--- Begin ---

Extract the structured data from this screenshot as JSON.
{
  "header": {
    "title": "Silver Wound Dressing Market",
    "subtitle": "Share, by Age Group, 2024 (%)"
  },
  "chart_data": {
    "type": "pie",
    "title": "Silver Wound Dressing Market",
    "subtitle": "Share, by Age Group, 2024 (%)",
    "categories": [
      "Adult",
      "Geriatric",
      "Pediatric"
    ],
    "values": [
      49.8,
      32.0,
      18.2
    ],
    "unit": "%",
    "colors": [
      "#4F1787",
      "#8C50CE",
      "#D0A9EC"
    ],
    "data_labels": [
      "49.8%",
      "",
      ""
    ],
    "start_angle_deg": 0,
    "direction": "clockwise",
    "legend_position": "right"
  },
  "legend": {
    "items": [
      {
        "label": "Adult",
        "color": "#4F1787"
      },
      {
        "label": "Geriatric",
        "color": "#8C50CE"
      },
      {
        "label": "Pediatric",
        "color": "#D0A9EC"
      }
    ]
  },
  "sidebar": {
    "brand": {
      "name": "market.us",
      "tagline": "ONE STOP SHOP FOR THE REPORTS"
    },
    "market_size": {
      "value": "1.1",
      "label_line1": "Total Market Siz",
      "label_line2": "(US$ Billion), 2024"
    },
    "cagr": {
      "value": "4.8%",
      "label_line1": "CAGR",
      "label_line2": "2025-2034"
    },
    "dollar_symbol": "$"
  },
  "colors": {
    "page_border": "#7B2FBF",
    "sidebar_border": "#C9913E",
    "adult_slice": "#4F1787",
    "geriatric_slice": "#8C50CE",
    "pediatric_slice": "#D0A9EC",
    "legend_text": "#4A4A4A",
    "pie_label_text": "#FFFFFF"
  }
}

--- End ---
--- Begin ---

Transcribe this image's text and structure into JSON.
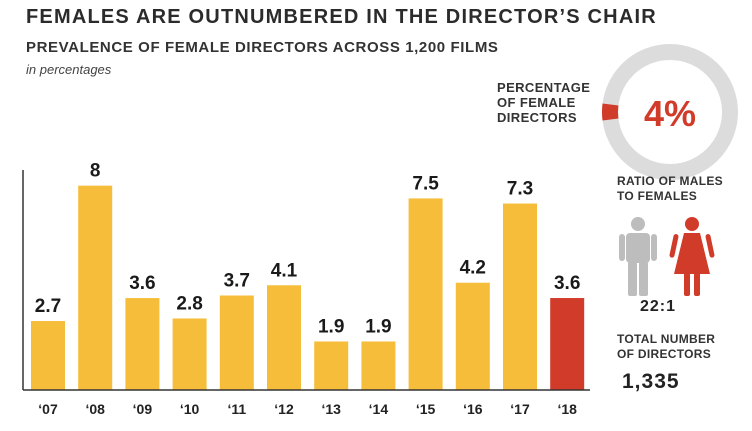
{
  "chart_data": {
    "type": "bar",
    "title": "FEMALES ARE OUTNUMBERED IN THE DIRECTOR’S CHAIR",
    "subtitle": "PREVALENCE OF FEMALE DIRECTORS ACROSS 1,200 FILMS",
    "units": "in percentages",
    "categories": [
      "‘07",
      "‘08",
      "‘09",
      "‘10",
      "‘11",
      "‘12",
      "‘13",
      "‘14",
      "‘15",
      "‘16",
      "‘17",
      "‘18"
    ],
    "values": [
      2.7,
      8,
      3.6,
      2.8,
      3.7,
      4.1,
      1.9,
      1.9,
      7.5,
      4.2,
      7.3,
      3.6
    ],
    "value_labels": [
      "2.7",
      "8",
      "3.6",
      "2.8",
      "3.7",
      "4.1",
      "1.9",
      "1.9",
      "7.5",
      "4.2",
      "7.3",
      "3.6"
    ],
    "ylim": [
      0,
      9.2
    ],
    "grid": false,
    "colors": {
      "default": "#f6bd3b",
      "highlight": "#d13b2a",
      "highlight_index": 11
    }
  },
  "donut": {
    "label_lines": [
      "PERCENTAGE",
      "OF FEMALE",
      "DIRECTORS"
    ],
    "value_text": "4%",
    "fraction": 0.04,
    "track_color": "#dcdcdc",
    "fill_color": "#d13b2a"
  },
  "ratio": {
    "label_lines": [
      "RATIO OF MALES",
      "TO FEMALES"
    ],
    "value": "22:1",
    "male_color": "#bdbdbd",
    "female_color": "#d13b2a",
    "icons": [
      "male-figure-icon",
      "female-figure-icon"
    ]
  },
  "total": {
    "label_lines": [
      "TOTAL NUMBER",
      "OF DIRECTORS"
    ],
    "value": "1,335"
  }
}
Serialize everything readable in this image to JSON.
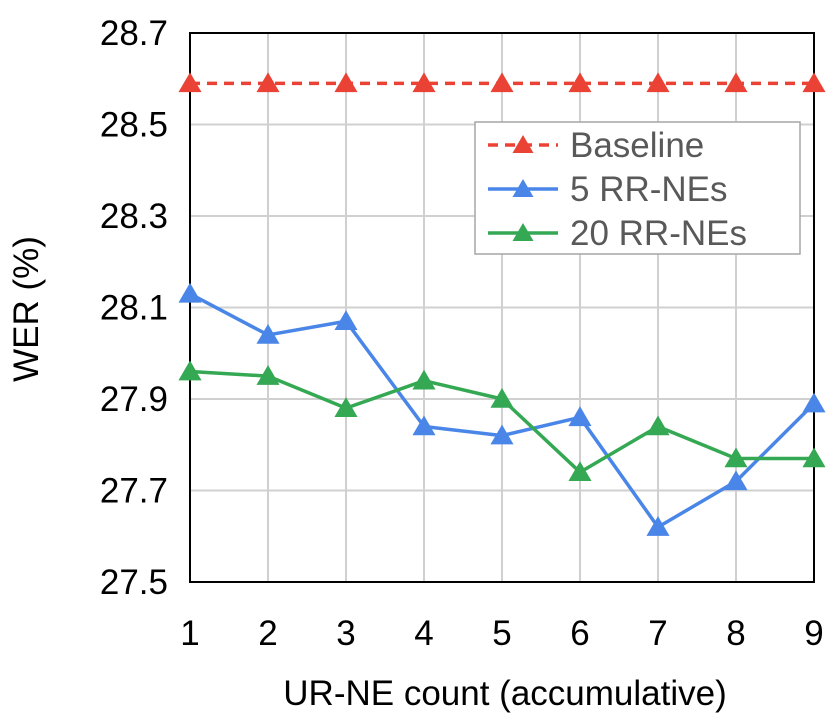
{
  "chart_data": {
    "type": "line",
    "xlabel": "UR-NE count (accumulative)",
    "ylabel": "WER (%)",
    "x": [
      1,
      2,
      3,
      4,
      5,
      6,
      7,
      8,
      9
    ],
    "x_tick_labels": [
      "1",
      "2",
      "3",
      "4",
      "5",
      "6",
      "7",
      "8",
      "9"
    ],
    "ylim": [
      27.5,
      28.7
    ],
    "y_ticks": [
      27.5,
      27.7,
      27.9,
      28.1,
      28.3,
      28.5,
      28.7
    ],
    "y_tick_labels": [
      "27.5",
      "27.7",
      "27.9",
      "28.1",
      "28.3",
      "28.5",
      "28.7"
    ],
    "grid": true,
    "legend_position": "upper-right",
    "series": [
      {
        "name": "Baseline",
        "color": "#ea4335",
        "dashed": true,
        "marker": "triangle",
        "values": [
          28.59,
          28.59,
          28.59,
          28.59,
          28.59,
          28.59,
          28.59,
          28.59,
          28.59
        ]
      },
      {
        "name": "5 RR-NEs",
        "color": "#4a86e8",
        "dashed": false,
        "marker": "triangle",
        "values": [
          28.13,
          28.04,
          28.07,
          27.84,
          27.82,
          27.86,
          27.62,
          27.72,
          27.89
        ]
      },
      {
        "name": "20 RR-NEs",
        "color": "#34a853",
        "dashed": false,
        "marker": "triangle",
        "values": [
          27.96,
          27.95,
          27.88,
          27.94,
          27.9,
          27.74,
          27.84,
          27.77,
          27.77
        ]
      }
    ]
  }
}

--- End ---

## What needs to be done:
Give the number of lines in the records that contain the string "JSON", and nothing besides.

## Written response:
3